◆ **READING TEXT**:
========

We often hear advisors espouse the view that “Good companies are bought, not sold.”  We believe that this view does not fairly portray the impact that a well prepared entrepreneur can have on the ultimate sale value of his or her business.  Sadly, we all too often see business owners who fail to plan and prepare and consequently do not step up and sell the value of their business to a prospective buyer, thus never realizing top dollar for their company.  So the questions you have to ask yourself are: how do you maximize the value of the sale and are you prepared to take the necessary steps to get you there?

Preparation, presentation, and commitment to the process are crucial to maximizing valuation and increasing the probability of success.

Below, we have listed just a few of the decisions that you have to make as you begin the process.

To begin the process you have to first decide if you are going to engage an investment banker to represent you or if you are going to sell the business on your own.  Once that decision has been made a plan must be put in place to drive the process.  If you decided to hire a banker they will lay all of this out for you.  If you decide to go it alone then you probably already know all of the following steps to take.  Just keep the following in mind:

Firstly, CEOs should do what they do best: concentrating on running the business.  The state of the business during the sale process can have an enormous impact on the ultimate agreed-upon sale price of the company.  Slowing or declining sales or profitability that does not meet forecasts or expectations can delay the process, reduce the offer, and even kill the deal.

Secondly, CEOs rarely have the experience to manage a sale process.  It’s not what they do for a living and for many this is the first time they will have sold a business.

========

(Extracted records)
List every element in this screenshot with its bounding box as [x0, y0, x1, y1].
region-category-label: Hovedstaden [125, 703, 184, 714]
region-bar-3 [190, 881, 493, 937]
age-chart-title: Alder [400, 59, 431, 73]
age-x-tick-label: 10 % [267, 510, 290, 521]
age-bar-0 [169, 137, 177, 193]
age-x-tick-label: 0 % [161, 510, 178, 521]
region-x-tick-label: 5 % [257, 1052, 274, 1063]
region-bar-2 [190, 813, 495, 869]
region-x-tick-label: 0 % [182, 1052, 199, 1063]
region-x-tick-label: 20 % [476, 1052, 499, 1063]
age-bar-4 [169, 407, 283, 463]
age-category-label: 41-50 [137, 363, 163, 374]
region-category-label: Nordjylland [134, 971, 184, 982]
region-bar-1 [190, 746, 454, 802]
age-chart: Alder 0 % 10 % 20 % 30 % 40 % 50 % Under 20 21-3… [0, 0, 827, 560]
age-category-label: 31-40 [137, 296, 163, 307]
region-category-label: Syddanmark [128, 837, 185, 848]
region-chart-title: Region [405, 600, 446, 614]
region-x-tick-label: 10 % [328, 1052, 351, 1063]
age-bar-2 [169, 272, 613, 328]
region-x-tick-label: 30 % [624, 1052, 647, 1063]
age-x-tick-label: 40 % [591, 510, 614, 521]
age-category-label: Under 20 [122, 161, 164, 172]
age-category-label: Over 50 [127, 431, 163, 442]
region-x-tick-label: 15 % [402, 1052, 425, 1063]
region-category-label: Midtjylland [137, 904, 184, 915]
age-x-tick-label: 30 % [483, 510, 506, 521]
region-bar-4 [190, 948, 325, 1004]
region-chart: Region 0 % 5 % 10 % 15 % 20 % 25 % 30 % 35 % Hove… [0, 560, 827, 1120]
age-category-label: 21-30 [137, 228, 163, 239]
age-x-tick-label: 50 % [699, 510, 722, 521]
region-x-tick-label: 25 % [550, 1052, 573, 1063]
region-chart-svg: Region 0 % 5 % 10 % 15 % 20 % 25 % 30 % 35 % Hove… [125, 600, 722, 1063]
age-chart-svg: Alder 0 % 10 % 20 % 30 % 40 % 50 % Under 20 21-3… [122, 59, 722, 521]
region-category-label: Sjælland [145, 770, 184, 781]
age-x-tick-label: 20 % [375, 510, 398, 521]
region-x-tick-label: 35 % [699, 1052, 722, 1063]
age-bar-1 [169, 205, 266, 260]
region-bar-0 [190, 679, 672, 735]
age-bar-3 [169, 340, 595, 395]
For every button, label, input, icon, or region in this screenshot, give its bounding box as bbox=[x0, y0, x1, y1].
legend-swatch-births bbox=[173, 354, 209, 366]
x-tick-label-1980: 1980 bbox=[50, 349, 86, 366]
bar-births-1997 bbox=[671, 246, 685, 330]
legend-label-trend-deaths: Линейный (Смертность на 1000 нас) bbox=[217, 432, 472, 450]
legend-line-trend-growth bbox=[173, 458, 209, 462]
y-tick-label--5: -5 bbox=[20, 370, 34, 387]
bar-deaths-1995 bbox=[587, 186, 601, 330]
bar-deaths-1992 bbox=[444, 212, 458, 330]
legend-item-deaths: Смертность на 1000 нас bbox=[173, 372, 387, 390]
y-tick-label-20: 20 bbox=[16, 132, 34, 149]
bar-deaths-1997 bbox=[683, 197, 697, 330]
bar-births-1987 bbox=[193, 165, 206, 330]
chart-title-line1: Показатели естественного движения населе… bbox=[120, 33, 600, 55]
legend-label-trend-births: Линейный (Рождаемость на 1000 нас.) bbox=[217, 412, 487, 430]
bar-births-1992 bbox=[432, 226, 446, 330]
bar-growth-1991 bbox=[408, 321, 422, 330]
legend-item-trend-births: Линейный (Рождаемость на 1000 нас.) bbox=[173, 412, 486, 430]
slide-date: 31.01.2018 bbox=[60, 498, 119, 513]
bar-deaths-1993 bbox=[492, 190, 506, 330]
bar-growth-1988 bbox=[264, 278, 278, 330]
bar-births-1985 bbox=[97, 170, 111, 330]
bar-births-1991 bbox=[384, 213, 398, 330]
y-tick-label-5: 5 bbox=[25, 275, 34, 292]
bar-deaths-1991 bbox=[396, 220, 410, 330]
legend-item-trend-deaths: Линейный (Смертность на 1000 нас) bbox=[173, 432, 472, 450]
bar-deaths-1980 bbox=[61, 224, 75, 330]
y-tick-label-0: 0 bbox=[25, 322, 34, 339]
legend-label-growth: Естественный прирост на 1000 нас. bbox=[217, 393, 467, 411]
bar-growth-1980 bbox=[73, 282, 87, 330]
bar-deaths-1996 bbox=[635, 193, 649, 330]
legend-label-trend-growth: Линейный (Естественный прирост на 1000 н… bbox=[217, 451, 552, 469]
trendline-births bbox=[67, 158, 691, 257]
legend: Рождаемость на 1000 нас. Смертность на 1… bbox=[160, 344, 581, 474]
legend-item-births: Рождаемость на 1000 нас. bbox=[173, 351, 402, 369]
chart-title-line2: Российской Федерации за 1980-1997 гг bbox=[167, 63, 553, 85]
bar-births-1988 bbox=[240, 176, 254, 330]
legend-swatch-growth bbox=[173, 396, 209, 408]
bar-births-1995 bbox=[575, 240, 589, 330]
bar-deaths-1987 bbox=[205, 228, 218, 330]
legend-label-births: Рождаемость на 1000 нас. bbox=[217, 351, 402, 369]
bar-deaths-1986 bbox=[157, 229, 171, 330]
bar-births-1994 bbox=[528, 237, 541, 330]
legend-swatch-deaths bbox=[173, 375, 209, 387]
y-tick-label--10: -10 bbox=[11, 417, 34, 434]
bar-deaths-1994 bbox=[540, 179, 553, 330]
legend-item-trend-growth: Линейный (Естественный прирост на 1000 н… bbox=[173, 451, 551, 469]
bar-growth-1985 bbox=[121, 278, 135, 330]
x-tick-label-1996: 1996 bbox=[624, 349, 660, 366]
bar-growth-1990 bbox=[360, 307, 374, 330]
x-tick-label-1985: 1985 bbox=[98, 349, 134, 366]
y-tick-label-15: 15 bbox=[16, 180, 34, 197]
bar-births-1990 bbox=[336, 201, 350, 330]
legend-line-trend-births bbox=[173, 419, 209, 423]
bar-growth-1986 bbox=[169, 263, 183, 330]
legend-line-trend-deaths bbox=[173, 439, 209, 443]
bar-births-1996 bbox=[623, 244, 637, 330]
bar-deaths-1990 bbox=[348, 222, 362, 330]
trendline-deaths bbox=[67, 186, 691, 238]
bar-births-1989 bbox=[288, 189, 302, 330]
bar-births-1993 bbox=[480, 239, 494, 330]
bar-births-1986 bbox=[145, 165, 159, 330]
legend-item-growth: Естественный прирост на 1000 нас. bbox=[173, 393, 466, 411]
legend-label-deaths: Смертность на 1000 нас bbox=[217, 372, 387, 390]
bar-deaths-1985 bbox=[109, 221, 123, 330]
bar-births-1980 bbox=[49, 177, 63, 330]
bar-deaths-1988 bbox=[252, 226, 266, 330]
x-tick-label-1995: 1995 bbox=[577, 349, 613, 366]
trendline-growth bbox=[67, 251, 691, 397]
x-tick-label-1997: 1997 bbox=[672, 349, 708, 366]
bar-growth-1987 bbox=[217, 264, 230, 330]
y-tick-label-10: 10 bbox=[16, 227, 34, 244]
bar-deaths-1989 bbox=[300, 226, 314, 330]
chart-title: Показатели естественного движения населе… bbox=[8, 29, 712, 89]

========

◆ **GIVEN INSTRUCTION**: Output the whole text on selling a business, word for word. The rows are separate material, apart from the text about preparing to sell a business.

◆ **WRITTEN REPLY**:
We often hear advisors espouse the view that “Good companies are bought, not sold.”  We believe that this view does not fairly portray the impact that a well prepared entrepreneur can have on the ultimate sale value of his or her business.  Sadly, we all too often see business owners who fail to plan and prepare and consequently do not step up and sell the value of their business to a prospective buyer, thus never realizing top dollar for their company.  So the questions you have to ask yourself are: how do you maximize the value of the sale and are you prepared to take the necessary steps to get you there?

Preparation, presentation, and commitment to the process are crucial to maximizing valuation and increasing the probability of success.

Below, we have listed just a few of the decisions that you have to make as you begin the process.

To begin the process you have to first decide if you are going to engage an investment banker to represent you or if you are going to sell the business on your own.  Once that decision has been made a plan must be put in place to drive the process.  If you decided to hire a banker they will lay all of this out for you.  If you decide to go it alone then you probably already know all of the following steps to take.  Just keep the following in mind:

Firstly, CEOs should do what they do best: concentrating on running the business.  The state of the business during the sale process can have an enormous impact on the ultimate agreed-upon sale price of the company.  Slowing or declining sales or profitability that does not meet forecasts or expectations can delay the process, reduce the offer, and even kill the deal.

Secondly, CEOs rarely have the experience to manage a sale process.  It’s not what they do for a living and for many this is the first time they will have sold a business.